[DOCUMENT EXTRACT — start]
Marion Manville Pope (Manville; July 13, 1859 – December 22, 1930) was an American poet and author of juvenile literature. Pope was a woman of liberal education with varied talents and accomplishments. After marriage, she made Valparaíso, Chile, her permanent home. Her writings inspired the allegorical sculpture, The End of the Trail by James Earle Fraser (1915). Her story of Up the matterhorn in a boat (1897) depicts the then-popular topic of flying machines. The two fictional aviators of the story use a flying boat to travel up the Matterhorn mountain in the Alps. But they meet dangers represented by avalanches and storms. One of the reviewers from 1898 commented that the story's seemingly futuristic topic of human flight may become an every-day affair by the end of the 1940s, predicting 50 years of further advancements in aviation.

==Early life and education==
Marion (nickname, "Minnie") Augusta Manville was born in La Crosse, Wisconsin, July 13, 1859. She was the daughter of Marvin Madison Monroe Manville and Helen A. Manville. Pope was an active, intelligent and precocious child. In her early childhood, she wrote verses in great numbers, and most of her work was surprisingly good for someone of her age.
[DOCUMENT EXTRACT — finish]
[DATA PROVIDED — start]
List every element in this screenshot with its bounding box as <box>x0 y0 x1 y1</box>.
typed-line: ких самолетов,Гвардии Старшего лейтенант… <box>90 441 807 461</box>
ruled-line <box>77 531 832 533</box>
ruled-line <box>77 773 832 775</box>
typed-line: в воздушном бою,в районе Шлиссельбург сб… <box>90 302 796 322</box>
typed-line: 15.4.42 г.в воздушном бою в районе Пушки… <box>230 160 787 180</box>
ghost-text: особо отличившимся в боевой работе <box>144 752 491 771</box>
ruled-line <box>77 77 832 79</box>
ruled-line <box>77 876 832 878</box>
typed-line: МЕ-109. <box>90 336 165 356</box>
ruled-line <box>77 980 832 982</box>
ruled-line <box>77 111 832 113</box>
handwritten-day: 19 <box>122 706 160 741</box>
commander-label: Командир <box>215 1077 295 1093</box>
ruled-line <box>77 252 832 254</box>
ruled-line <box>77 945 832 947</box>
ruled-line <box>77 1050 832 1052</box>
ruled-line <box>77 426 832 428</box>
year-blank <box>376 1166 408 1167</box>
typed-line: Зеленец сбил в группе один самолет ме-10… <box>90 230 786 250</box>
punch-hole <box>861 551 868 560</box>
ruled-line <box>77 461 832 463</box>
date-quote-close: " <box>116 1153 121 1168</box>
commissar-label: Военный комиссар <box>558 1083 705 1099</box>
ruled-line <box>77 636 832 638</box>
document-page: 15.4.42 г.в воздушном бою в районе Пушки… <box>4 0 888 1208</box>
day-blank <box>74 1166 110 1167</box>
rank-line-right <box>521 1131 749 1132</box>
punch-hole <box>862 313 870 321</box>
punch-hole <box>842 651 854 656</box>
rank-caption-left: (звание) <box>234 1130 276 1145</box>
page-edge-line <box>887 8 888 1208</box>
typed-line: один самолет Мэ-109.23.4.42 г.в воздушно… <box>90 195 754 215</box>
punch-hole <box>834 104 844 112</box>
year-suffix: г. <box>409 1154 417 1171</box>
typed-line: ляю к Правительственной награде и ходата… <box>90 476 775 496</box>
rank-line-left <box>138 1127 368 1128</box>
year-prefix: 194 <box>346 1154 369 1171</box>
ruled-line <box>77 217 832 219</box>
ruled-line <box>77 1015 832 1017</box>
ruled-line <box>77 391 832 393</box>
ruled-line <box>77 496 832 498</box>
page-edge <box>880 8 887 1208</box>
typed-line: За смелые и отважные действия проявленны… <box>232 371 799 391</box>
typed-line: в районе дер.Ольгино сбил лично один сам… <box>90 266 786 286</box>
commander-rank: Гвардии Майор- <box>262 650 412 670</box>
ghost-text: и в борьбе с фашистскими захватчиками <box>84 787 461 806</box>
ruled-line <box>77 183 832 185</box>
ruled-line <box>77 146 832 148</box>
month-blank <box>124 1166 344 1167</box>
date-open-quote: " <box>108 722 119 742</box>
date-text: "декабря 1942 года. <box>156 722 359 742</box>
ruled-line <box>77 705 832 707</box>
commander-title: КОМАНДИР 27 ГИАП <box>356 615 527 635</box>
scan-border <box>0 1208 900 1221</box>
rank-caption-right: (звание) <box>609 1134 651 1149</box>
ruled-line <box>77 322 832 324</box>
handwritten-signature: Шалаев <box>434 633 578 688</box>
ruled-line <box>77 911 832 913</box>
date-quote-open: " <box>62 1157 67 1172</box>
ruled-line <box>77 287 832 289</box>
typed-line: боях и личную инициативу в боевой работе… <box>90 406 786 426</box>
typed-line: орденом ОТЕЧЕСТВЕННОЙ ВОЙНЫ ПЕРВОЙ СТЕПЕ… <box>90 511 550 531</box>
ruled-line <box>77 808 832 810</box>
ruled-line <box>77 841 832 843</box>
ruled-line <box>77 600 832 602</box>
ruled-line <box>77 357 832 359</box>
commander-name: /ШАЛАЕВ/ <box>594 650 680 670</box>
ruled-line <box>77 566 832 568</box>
[DATA PROVIDED — finish]
= WHAT NEEDS TO BE DONE =
Copy the entire passage about Marion Manville Pope word for word. The material has no connection to the passage on Marion Manville Pope.

= REPLY TO THE TASK =
Marion Manville Pope (Manville; July 13, 1859 – December 22, 1930) was an American poet and author of juvenile literature. Pope was a woman of liberal education with varied talents and accomplishments. After marriage, she made Valparaíso, Chile, her permanent home. Her writings inspired the allegorical sculpture, The End of the Trail by James Earle Fraser (1915). Her story of Up the matterhorn in a boat (1897) depicts the then-popular topic of flying machines. The two fictional aviators of the story use a flying boat to travel up the Matterhorn mountain in the Alps. But they meet dangers represented by avalanches and storms. One of the reviewers from 1898 commented that the story's seemingly futuristic topic of human flight may become an every-day affair by the end of the 1940s, predicting 50 years of further advancements in aviation.

==Early life and education==
Marion (nickname, "Minnie") Augusta Manville was born in La Crosse, Wisconsin, July 13, 1859. She was the daughter of Marvin Madison Monroe Manville and Helen A. Manville. Pope was an active, intelligent and precocious child. In her early childhood, she wrote verses in great numbers, and most of her work was surprisingly good for someone of her age.